### MATERIALS PROVIDED ###

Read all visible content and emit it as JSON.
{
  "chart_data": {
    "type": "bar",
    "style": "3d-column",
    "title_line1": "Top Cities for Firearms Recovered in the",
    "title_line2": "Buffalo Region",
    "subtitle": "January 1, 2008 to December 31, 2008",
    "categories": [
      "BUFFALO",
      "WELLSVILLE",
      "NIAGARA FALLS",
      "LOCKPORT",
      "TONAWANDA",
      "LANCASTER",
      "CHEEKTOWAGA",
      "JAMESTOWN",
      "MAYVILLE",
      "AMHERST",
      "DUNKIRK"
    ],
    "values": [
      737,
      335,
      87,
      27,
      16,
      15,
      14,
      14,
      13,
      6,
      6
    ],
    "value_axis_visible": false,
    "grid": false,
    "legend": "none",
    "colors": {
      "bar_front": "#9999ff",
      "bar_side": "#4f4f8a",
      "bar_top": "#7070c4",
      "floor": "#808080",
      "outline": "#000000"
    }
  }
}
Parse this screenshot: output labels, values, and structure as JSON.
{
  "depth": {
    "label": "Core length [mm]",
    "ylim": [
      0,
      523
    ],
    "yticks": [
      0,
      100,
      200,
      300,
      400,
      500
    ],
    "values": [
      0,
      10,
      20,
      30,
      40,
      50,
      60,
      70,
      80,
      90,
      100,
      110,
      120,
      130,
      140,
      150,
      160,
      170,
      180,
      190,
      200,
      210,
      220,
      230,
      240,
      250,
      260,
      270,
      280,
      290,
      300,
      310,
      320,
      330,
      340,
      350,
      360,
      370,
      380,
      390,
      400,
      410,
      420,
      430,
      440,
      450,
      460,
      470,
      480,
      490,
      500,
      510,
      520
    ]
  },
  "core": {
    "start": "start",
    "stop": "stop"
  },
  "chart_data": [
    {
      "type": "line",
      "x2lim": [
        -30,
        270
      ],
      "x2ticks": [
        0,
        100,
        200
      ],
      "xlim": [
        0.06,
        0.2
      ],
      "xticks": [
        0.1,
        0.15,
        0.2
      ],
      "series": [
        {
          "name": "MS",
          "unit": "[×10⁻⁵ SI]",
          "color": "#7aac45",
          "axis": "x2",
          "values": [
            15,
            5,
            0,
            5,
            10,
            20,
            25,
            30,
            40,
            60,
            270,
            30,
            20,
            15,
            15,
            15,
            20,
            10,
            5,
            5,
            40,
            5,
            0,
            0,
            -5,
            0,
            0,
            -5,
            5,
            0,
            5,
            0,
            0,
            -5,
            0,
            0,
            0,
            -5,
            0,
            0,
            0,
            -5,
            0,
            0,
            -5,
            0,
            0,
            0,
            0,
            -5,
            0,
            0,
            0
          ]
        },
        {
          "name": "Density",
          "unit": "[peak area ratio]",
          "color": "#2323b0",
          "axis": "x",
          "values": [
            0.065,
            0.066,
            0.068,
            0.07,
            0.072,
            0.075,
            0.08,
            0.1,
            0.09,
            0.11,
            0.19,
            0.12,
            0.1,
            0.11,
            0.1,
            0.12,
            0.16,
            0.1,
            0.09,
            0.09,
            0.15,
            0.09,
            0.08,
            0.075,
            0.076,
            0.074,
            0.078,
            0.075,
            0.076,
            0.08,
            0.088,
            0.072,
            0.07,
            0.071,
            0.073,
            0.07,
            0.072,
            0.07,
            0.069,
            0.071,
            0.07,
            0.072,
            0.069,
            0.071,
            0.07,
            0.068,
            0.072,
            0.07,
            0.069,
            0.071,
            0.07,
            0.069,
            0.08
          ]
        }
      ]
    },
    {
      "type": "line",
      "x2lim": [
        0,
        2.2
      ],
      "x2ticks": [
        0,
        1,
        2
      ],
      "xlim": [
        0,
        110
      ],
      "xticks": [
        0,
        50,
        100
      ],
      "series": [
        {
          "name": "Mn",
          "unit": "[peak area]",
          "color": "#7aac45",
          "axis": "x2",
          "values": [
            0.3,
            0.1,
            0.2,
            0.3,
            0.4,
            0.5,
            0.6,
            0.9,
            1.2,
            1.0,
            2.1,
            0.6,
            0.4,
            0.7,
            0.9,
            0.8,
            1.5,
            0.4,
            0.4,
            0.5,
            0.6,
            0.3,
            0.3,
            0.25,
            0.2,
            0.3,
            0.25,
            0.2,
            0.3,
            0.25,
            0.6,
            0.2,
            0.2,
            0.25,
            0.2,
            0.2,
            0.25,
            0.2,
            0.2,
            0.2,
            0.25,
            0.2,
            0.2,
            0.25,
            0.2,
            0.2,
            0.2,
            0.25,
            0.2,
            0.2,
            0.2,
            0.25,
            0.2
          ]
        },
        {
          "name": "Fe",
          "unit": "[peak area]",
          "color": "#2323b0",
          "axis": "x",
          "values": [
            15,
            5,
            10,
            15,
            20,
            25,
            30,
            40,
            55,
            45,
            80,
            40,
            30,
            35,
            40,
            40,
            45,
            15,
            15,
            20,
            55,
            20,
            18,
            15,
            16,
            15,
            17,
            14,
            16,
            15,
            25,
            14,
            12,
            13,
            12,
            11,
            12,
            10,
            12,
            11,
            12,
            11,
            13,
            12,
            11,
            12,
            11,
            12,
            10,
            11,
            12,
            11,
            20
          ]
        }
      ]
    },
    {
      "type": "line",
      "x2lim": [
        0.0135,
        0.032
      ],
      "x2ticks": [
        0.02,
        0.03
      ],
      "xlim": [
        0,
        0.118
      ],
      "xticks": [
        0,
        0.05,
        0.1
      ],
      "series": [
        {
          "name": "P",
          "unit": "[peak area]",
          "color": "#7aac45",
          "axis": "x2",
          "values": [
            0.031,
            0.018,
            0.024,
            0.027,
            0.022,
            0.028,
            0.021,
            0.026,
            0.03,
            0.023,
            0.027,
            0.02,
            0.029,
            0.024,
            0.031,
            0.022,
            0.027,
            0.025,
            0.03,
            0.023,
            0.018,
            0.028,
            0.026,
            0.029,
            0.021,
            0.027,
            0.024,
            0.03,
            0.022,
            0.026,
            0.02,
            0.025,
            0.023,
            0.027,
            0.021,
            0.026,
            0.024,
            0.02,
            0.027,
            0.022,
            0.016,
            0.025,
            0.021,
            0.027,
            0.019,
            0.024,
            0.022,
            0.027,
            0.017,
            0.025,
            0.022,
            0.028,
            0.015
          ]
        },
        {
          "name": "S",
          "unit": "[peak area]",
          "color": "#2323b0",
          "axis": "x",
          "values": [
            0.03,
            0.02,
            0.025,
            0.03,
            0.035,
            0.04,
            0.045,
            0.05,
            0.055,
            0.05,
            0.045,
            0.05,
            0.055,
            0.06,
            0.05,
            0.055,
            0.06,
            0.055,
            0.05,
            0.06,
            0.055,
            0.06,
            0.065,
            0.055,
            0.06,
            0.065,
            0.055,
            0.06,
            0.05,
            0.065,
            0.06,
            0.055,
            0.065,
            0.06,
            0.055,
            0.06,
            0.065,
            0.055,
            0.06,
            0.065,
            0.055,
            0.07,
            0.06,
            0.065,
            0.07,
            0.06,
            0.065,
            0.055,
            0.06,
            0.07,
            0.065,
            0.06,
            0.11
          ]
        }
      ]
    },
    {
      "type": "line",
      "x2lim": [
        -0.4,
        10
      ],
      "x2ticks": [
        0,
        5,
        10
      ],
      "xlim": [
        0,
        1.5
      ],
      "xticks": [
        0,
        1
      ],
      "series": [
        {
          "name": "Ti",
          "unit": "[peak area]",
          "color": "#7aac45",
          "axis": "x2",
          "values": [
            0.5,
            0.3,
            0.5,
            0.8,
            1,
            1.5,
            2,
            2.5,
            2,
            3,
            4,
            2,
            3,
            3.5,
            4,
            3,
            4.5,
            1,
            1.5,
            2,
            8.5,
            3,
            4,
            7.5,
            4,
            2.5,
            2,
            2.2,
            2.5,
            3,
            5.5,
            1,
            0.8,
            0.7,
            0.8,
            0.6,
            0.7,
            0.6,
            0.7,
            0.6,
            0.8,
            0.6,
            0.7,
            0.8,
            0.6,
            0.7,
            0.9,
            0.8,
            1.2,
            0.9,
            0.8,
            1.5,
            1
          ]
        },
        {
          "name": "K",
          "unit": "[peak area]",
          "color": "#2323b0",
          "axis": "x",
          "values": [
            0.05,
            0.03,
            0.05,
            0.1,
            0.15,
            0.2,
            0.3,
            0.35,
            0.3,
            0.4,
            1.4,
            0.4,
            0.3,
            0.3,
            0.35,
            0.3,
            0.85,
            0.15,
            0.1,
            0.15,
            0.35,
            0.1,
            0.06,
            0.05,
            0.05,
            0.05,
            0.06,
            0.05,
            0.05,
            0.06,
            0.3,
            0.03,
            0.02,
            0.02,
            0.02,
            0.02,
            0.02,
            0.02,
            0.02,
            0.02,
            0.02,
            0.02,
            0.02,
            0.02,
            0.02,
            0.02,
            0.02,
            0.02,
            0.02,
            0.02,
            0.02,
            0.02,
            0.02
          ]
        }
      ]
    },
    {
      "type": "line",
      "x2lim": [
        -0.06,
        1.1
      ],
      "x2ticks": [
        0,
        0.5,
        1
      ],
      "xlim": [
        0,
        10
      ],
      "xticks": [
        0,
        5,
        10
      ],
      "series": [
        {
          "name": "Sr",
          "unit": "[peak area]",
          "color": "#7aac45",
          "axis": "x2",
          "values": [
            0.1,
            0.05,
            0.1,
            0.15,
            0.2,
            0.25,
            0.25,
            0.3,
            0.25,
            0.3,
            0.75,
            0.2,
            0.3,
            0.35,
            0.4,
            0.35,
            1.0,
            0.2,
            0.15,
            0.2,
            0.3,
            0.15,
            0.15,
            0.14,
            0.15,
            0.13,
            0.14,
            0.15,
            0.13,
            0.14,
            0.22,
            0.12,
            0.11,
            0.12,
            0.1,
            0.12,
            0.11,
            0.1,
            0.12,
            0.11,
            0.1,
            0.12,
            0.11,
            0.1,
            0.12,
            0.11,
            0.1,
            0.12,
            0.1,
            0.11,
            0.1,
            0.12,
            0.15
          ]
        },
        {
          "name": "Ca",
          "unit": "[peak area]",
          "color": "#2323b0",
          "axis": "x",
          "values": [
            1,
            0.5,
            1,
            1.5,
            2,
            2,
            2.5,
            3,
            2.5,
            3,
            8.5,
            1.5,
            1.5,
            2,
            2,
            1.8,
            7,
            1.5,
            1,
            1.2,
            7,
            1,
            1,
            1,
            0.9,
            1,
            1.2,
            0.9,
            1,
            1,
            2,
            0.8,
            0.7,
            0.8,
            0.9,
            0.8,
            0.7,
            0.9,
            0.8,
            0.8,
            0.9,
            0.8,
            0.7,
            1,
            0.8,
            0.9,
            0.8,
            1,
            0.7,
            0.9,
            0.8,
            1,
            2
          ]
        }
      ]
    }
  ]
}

###

Identify each line holding the string "false", and copy it out.

    "value_axis_visible": false,
    "grid": false,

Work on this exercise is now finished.